Extracted data entries:
::::

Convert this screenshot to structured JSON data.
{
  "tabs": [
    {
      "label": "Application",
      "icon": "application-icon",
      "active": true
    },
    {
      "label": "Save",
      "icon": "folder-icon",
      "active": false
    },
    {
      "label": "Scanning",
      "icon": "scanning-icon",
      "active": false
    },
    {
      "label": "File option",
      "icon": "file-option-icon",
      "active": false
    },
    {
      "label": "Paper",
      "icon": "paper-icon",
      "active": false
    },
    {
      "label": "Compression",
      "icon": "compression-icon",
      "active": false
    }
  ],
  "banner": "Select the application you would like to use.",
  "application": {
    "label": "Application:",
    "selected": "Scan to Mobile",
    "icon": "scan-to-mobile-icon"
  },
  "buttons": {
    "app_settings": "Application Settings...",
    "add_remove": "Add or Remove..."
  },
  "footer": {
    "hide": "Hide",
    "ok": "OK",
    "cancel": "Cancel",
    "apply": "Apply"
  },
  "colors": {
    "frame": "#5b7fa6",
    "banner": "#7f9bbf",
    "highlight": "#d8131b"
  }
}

::::

Task description: Give all of the entries again, word for word.

Problem solution:
Convert this screenshot to structured JSON data.
{
  "tabs": [
    {
      "label": "Application",
      "icon": "application-icon",
      "active": true
    },
    {
      "label": "Save",
      "icon": "folder-icon",
      "active": false
    },
    {
      "label": "Scanning",
      "icon": "scanning-icon",
      "active": false
    },
    {
      "label": "File option",
      "icon": "file-option-icon",
      "active": false
    },
    {
      "label": "Paper",
      "icon": "paper-icon",
      "active": false
    },
    {
      "label": "Compression",
      "icon": "compression-icon",
      "active": false
    }
  ],
  "banner": "Select the application you would like to use.",
  "application": {
    "label": "Application:",
    "selected": "Scan to Mobile",
    "icon": "scan-to-mobile-icon"
  },
  "buttons": {
    "app_settings": "Application Settings...",
    "add_remove": "Add or Remove..."
  },
  "footer": {
    "hide": "Hide",
    "ok": "OK",
    "cancel": "Cancel",
    "apply": "Apply"
  },
  "colors": {
    "frame": "#5b7fa6",
    "banner": "#7f9bbf",
    "highlight": "#d8131b"
  }
}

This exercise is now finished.